**What is being asked:**
Repeat all of the data precisely.

---+---

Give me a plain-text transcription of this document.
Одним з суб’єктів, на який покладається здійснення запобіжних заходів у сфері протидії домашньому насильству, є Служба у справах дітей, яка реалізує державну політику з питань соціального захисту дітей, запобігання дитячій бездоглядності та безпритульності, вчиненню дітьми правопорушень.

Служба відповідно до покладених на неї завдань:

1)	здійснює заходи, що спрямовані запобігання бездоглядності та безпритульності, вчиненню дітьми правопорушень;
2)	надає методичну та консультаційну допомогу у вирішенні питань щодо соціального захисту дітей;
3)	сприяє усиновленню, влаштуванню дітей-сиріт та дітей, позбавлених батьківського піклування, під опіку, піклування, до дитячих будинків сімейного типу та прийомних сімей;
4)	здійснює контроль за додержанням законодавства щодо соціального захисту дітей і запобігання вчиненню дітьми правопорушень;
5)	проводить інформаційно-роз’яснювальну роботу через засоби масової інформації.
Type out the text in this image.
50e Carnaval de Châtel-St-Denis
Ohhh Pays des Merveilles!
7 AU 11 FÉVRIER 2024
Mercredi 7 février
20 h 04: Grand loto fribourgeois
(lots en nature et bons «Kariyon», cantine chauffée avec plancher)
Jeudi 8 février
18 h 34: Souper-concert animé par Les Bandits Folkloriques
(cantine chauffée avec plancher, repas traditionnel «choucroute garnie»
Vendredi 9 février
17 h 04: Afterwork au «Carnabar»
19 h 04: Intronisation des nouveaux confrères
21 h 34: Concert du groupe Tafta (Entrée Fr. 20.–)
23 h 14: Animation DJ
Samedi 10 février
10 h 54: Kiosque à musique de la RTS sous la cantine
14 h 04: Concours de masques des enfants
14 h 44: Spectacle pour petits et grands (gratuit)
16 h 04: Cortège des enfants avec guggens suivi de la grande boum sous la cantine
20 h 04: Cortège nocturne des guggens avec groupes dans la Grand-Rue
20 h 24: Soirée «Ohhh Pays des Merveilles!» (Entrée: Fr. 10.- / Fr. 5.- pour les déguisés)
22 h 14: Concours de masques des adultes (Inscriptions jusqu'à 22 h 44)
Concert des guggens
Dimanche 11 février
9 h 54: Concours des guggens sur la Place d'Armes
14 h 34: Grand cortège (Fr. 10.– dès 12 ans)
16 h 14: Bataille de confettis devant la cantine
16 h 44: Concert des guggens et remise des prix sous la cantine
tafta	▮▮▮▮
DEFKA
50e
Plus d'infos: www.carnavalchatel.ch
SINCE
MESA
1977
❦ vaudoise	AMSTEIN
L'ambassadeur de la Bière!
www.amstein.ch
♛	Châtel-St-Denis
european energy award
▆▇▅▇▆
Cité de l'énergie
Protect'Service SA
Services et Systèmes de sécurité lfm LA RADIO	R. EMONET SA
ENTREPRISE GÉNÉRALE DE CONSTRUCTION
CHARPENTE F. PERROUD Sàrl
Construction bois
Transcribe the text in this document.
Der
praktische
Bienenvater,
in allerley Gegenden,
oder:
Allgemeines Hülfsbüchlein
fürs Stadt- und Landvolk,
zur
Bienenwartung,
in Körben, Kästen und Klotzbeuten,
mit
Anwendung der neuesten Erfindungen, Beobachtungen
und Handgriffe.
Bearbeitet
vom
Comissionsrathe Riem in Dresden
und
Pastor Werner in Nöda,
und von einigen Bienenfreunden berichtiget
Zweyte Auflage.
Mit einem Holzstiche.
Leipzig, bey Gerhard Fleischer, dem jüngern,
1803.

---+---

**Task response:**
Give me a plain-text transcription of this document.
Одним з суб’єктів, на який покладається здійснення запобіжних заходів у сфері протидії домашньому насильству, є Служба у справах дітей, яка реалізує державну політику з питань соціального захисту дітей, запобігання дитячій бездоглядності та безпритульності, вчиненню дітьми правопорушень.

Служба відповідно до покладених на неї завдань:

1)	здійснює заходи, що спрямовані запобігання бездоглядності та безпритульності, вчиненню дітьми правопорушень;
2)	надає методичну та консультаційну допомогу у вирішенні питань щодо соціального захисту дітей;
3)	сприяє усиновленню, влаштуванню дітей-сиріт та дітей, позбавлених батьківського піклування, під опіку, піклування, до дитячих будинків сімейного типу та прийомних сімей;
4)	здійснює контроль за додержанням законодавства щодо соціального захисту дітей і запобігання вчиненню дітьми правопорушень;
5)	проводить інформаційно-роз’яснювальну роботу через засоби масової інформації.
Type out the text in this image.
50e Carnaval de Châtel-St-Denis
Ohhh Pays des Merveilles!
7 AU 11 FÉVRIER 2024
Mercredi 7 février
20 h 04: Grand loto fribourgeois
(lots en nature et bons «Kariyon», cantine chauffée avec plancher)
Jeudi 8 février
18 h 34: Souper-concert animé par Les Bandits Folkloriques
(cantine chauffée avec plancher, repas traditionnel «choucroute garnie»
Vendredi 9 février
17 h 04: Afterwork au «Carnabar»
19 h 04: Intronisation des nouveaux confrères
21 h 34: Concert du groupe Tafta (Entrée Fr. 20.–)
23 h 14: Animation DJ
Samedi 10 février
10 h 54: Kiosque à musique de la RTS sous la cantine
14 h 04: Concours de masques des enfants
14 h 44: Spectacle pour petits et grands (gratuit)
16 h 04: Cortège des enfants avec guggens suivi de la grande boum sous la cantine
20 h 04: Cortège nocturne des guggens avec groupes dans la Grand-Rue
20 h 24: Soirée «Ohhh Pays des Merveilles!» (Entrée: Fr. 10.- / Fr. 5.- pour les déguisés)
22 h 14: Concours de masques des adultes (Inscriptions jusqu'à 22 h 44)
Concert des guggens
Dimanche 11 février
9 h 54: Concours des guggens sur la Place d'Armes
14 h 34: Grand cortège (Fr. 10.– dès 12 ans)
16 h 14: Bataille de confettis devant la cantine
16 h 44: Concert des guggens et remise des prix sous la cantine
tafta	▮▮▮▮
DEFKA
50e
Plus d'infos: www.carnavalchatel.ch
SINCE
MESA
1977
❦ vaudoise	AMSTEIN
L'ambassadeur de la Bière!
www.amstein.ch
♛	Châtel-St-Denis
european energy award
▆▇▅▇▆
Cité de l'énergie
Protect'Service SA
Services et Systèmes de sécurité lfm LA RADIO	R. EMONET SA
ENTREPRISE GÉNÉRALE DE CONSTRUCTION
CHARPENTE F. PERROUD Sàrl
Construction bois
Transcribe the text in this document.
Der
praktische
Bienenvater,
in allerley Gegenden,
oder:
Allgemeines Hülfsbüchlein
fürs Stadt- und Landvolk,
zur
Bienenwartung,
in Körben, Kästen und Klotzbeuten,
mit
Anwendung der neuesten Erfindungen, Beobachtungen
und Handgriffe.
Bearbeitet
vom
Comissionsrathe Riem in Dresden
und
Pastor Werner in Nöda,
und von einigen Bienenfreunden berichtiget
Zweyte Auflage.
Mit einem Holzstiche.
Leipzig, bey Gerhard Fleischer, dem jüngern,
1803.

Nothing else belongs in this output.